◆ REQUEST: Return each line of the material verbatim.

◆ Records from a collection:
###
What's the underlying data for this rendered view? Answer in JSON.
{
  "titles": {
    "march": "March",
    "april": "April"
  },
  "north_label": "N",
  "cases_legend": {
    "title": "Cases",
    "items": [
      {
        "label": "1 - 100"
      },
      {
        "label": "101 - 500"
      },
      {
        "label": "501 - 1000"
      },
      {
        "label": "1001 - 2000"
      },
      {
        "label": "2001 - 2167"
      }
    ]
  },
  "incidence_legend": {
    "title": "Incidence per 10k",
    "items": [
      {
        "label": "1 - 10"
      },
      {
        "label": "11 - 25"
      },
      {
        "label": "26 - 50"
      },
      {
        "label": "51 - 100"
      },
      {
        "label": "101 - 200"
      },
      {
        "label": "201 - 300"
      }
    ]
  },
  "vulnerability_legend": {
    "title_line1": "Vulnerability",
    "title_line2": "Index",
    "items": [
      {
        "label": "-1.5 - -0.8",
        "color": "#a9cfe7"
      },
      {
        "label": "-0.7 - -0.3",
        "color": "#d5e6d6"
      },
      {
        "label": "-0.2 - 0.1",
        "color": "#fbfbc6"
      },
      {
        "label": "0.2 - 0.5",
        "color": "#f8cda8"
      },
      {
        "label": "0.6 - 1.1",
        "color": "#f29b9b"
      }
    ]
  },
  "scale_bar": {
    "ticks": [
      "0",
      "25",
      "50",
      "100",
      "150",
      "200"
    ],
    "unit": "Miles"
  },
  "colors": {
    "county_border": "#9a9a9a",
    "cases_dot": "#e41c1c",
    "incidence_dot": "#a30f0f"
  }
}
###
◆ COMPLETED EXERCISE:
What's the underlying data for this rendered view? Answer in JSON.
{
  "titles": {
    "march": "March",
    "april": "April"
  },
  "north_label": "N",
  "cases_legend": {
    "title": "Cases",
    "items": [
      {
        "label": "1 - 100"
      },
      {
        "label": "101 - 500"
      },
      {
        "label": "501 - 1000"
      },
      {
        "label": "1001 - 2000"
      },
      {
        "label": "2001 - 2167"
      }
    ]
  },
  "incidence_legend": {
    "title": "Incidence per 10k",
    "items": [
      {
        "label": "1 - 10"
      },
      {
        "label": "11 - 25"
      },
      {
        "label": "26 - 50"
      },
      {
        "label": "51 - 100"
      },
      {
        "label": "101 - 200"
      },
      {
        "label": "201 - 300"
      }
    ]
  },
  "vulnerability_legend": {
    "title_line1": "Vulnerability",
    "title_line2": "Index",
    "items": [
      {
        "label": "-1.5 - -0.8",
        "color": "#a9cfe7"
      },
      {
        "label": "-0.7 - -0.3",
        "color": "#d5e6d6"
      },
      {
        "label": "-0.2 - 0.1",
        "color": "#fbfbc6"
      },
      {
        "label": "0.2 - 0.5",
        "color": "#f8cda8"
      },
      {
        "label": "0.6 - 1.1",
        "color": "#f29b9b"
      }
    ]
  },
  "scale_bar": {
    "ticks": [
      "0",
      "25",
      "50",
      "100",
      "150",
      "200"
    ],
    "unit": "Miles"
  },
  "colors": {
    "county_border": "#9a9a9a",
    "cases_dot": "#e41c1c",
    "incidence_dot": "#a30f0f"
  }
}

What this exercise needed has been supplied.